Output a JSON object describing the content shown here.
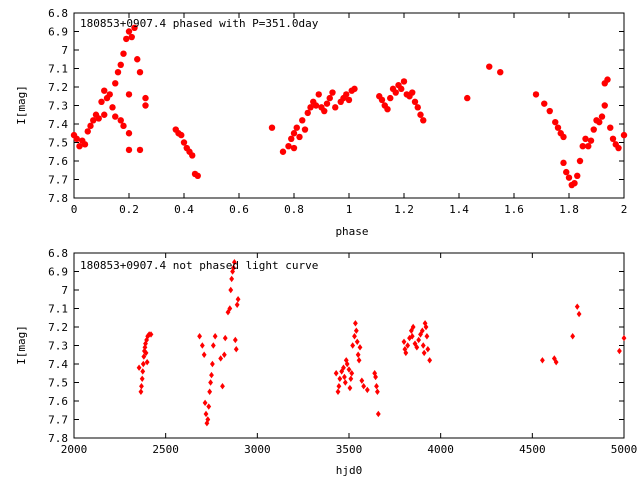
{
  "colors": {
    "marker": "#ff0000",
    "axis": "#000000",
    "background": "#ffffff"
  },
  "chart_data": [
    {
      "type": "scatter",
      "title": "180853+0907.4 phased with P=351.0day",
      "xlabel": "phase",
      "ylabel": "I[mag]",
      "xlim": [
        0,
        2
      ],
      "ylim": [
        6.8,
        7.8
      ],
      "y_inverted": true,
      "grid": false,
      "marker": "filled circle",
      "xticks": [
        "0",
        "0.2",
        "0.4",
        "0.6",
        "0.8",
        "1",
        "1.2",
        "1.4",
        "1.6",
        "1.8",
        "2"
      ],
      "yticks": [
        "6.8",
        "6.9",
        "7",
        "7.1",
        "7.2",
        "7.3",
        "7.4",
        "7.5",
        "7.6",
        "7.7",
        "7.8"
      ],
      "series": [
        {
          "points": [
            [
              0.0,
              7.46
            ],
            [
              0.01,
              7.48
            ],
            [
              0.02,
              7.52
            ],
            [
              0.03,
              7.49
            ],
            [
              0.04,
              7.51
            ],
            [
              0.05,
              7.44
            ],
            [
              0.06,
              7.41
            ],
            [
              0.07,
              7.38
            ],
            [
              0.08,
              7.35
            ],
            [
              0.09,
              7.37
            ],
            [
              0.1,
              7.28
            ],
            [
              0.11,
              7.22
            ],
            [
              0.11,
              7.35
            ],
            [
              0.12,
              7.26
            ],
            [
              0.13,
              7.24
            ],
            [
              0.14,
              7.31
            ],
            [
              0.15,
              7.36
            ],
            [
              0.15,
              7.18
            ],
            [
              0.16,
              7.12
            ],
            [
              0.17,
              7.08
            ],
            [
              0.17,
              7.38
            ],
            [
              0.18,
              7.02
            ],
            [
              0.18,
              7.41
            ],
            [
              0.19,
              6.94
            ],
            [
              0.2,
              6.9
            ],
            [
              0.2,
              7.45
            ],
            [
              0.21,
              6.93
            ],
            [
              0.22,
              6.88
            ],
            [
              0.23,
              7.05
            ],
            [
              0.24,
              7.12
            ],
            [
              0.26,
              7.3
            ],
            [
              0.26,
              7.26
            ],
            [
              0.24,
              7.54
            ],
            [
              0.2,
              7.54
            ],
            [
              0.2,
              7.24
            ],
            [
              0.37,
              7.43
            ],
            [
              0.38,
              7.45
            ],
            [
              0.39,
              7.46
            ],
            [
              0.4,
              7.5
            ],
            [
              0.41,
              7.53
            ],
            [
              0.42,
              7.55
            ],
            [
              0.43,
              7.57
            ],
            [
              0.44,
              7.67
            ],
            [
              0.45,
              7.68
            ],
            [
              0.72,
              7.42
            ],
            [
              0.76,
              7.55
            ],
            [
              0.78,
              7.52
            ],
            [
              0.79,
              7.48
            ],
            [
              0.8,
              7.45
            ],
            [
              0.8,
              7.53
            ],
            [
              0.81,
              7.42
            ],
            [
              0.82,
              7.47
            ],
            [
              0.83,
              7.38
            ],
            [
              0.84,
              7.43
            ],
            [
              0.85,
              7.34
            ],
            [
              0.86,
              7.31
            ],
            [
              0.87,
              7.28
            ],
            [
              0.88,
              7.3
            ],
            [
              0.89,
              7.24
            ],
            [
              0.9,
              7.31
            ],
            [
              0.91,
              7.33
            ],
            [
              0.92,
              7.29
            ],
            [
              0.93,
              7.26
            ],
            [
              0.94,
              7.23
            ],
            [
              0.95,
              7.31
            ],
            [
              0.97,
              7.28
            ],
            [
              0.98,
              7.26
            ],
            [
              0.99,
              7.24
            ],
            [
              1.0,
              7.27
            ],
            [
              1.01,
              7.22
            ],
            [
              1.02,
              7.21
            ],
            [
              1.11,
              7.25
            ],
            [
              1.12,
              7.27
            ],
            [
              1.13,
              7.3
            ],
            [
              1.14,
              7.32
            ],
            [
              1.15,
              7.26
            ],
            [
              1.16,
              7.21
            ],
            [
              1.17,
              7.23
            ],
            [
              1.18,
              7.19
            ],
            [
              1.19,
              7.21
            ],
            [
              1.2,
              7.17
            ],
            [
              1.21,
              7.24
            ],
            [
              1.22,
              7.25
            ],
            [
              1.23,
              7.23
            ],
            [
              1.24,
              7.28
            ],
            [
              1.25,
              7.31
            ],
            [
              1.26,
              7.35
            ],
            [
              1.27,
              7.38
            ],
            [
              1.43,
              7.26
            ],
            [
              1.51,
              7.09
            ],
            [
              1.55,
              7.12
            ],
            [
              1.68,
              7.24
            ],
            [
              1.71,
              7.29
            ],
            [
              1.73,
              7.33
            ],
            [
              1.75,
              7.39
            ],
            [
              1.76,
              7.42
            ],
            [
              1.77,
              7.45
            ],
            [
              1.78,
              7.47
            ],
            [
              1.78,
              7.61
            ],
            [
              1.79,
              7.66
            ],
            [
              1.8,
              7.69
            ],
            [
              1.81,
              7.73
            ],
            [
              1.82,
              7.72
            ],
            [
              1.83,
              7.68
            ],
            [
              1.84,
              7.6
            ],
            [
              1.85,
              7.52
            ],
            [
              1.86,
              7.48
            ],
            [
              1.87,
              7.52
            ],
            [
              1.88,
              7.49
            ],
            [
              1.89,
              7.43
            ],
            [
              1.9,
              7.38
            ],
            [
              1.91,
              7.39
            ],
            [
              1.92,
              7.36
            ],
            [
              1.93,
              7.18
            ],
            [
              1.94,
              7.16
            ],
            [
              1.95,
              7.42
            ],
            [
              1.96,
              7.48
            ],
            [
              1.97,
              7.51
            ],
            [
              1.98,
              7.53
            ],
            [
              2.0,
              7.46
            ],
            [
              1.93,
              7.3
            ]
          ]
        }
      ]
    },
    {
      "type": "scatter",
      "title": "180853+0907.4 not phased light curve",
      "xlabel": "hjd0",
      "ylabel": "I[mag]",
      "xlim": [
        2000,
        5000
      ],
      "ylim": [
        6.8,
        7.8
      ],
      "y_inverted": true,
      "grid": false,
      "marker": "small diamond",
      "xticks": [
        "2000",
        "2500",
        "3000",
        "3500",
        "4000",
        "4500",
        "5000"
      ],
      "yticks": [
        "6.8",
        "6.9",
        "7",
        "7.1",
        "7.2",
        "7.3",
        "7.4",
        "7.5",
        "7.6",
        "7.7",
        "7.8"
      ],
      "series": [
        {
          "points": [
            [
              2355,
              7.42
            ],
            [
              2365,
              7.55
            ],
            [
              2368,
              7.52
            ],
            [
              2372,
              7.48
            ],
            [
              2375,
              7.44
            ],
            [
              2378,
              7.4
            ],
            [
              2381,
              7.36
            ],
            [
              2384,
              7.33
            ],
            [
              2387,
              7.31
            ],
            [
              2390,
              7.29
            ],
            [
              2393,
              7.34
            ],
            [
              2396,
              7.27
            ],
            [
              2399,
              7.39
            ],
            [
              2402,
              7.25
            ],
            [
              2410,
              7.24
            ],
            [
              2420,
              7.24
            ],
            [
              2685,
              7.25
            ],
            [
              2700,
              7.3
            ],
            [
              2710,
              7.35
            ],
            [
              2715,
              7.61
            ],
            [
              2720,
              7.67
            ],
            [
              2725,
              7.72
            ],
            [
              2730,
              7.7
            ],
            [
              2735,
              7.63
            ],
            [
              2740,
              7.55
            ],
            [
              2745,
              7.5
            ],
            [
              2750,
              7.46
            ],
            [
              2755,
              7.4
            ],
            [
              2760,
              7.3
            ],
            [
              2770,
              7.25
            ],
            [
              2800,
              7.37
            ],
            [
              2810,
              7.52
            ],
            [
              2820,
              7.35
            ],
            [
              2825,
              7.26
            ],
            [
              2840,
              7.12
            ],
            [
              2850,
              7.1
            ],
            [
              2855,
              7.0
            ],
            [
              2860,
              6.94
            ],
            [
              2865,
              6.9
            ],
            [
              2870,
              6.88
            ],
            [
              2875,
              6.85
            ],
            [
              2880,
              7.27
            ],
            [
              2885,
              7.32
            ],
            [
              2890,
              7.08
            ],
            [
              2895,
              7.05
            ],
            [
              3430,
              7.45
            ],
            [
              3440,
              7.55
            ],
            [
              3445,
              7.52
            ],
            [
              3450,
              7.48
            ],
            [
              3460,
              7.44
            ],
            [
              3470,
              7.42
            ],
            [
              3475,
              7.47
            ],
            [
              3480,
              7.5
            ],
            [
              3485,
              7.38
            ],
            [
              3490,
              7.4
            ],
            [
              3500,
              7.43
            ],
            [
              3505,
              7.53
            ],
            [
              3510,
              7.48
            ],
            [
              3515,
              7.45
            ],
            [
              3520,
              7.3
            ],
            [
              3530,
              7.25
            ],
            [
              3535,
              7.18
            ],
            [
              3540,
              7.22
            ],
            [
              3545,
              7.28
            ],
            [
              3550,
              7.35
            ],
            [
              3555,
              7.38
            ],
            [
              3560,
              7.31
            ],
            [
              3570,
              7.49
            ],
            [
              3580,
              7.52
            ],
            [
              3600,
              7.54
            ],
            [
              3640,
              7.45
            ],
            [
              3645,
              7.47
            ],
            [
              3650,
              7.52
            ],
            [
              3655,
              7.55
            ],
            [
              3660,
              7.67
            ],
            [
              3800,
              7.28
            ],
            [
              3805,
              7.32
            ],
            [
              3810,
              7.34
            ],
            [
              3820,
              7.3
            ],
            [
              3830,
              7.26
            ],
            [
              3840,
              7.22
            ],
            [
              3845,
              7.25
            ],
            [
              3850,
              7.2
            ],
            [
              3860,
              7.29
            ],
            [
              3870,
              7.31
            ],
            [
              3880,
              7.27
            ],
            [
              3890,
              7.24
            ],
            [
              3900,
              7.22
            ],
            [
              3905,
              7.3
            ],
            [
              3910,
              7.34
            ],
            [
              3915,
              7.18
            ],
            [
              3920,
              7.2
            ],
            [
              3925,
              7.25
            ],
            [
              3930,
              7.32
            ],
            [
              3940,
              7.38
            ],
            [
              4555,
              7.38
            ],
            [
              4620,
              7.37
            ],
            [
              4630,
              7.39
            ],
            [
              4720,
              7.25
            ],
            [
              4745,
              7.09
            ],
            [
              4755,
              7.13
            ],
            [
              4975,
              7.33
            ],
            [
              5000,
              7.26
            ]
          ]
        }
      ]
    }
  ]
}
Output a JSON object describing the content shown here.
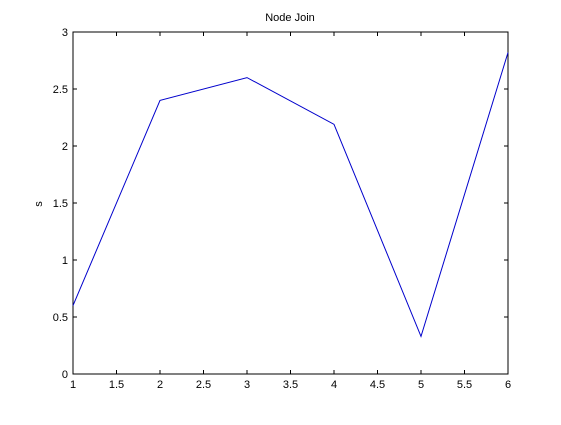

• • • • •

> [Challenge]:
Report the number of lines in the listing that include the string "marker"; give nothing but the number.

> [Problem solution]:
3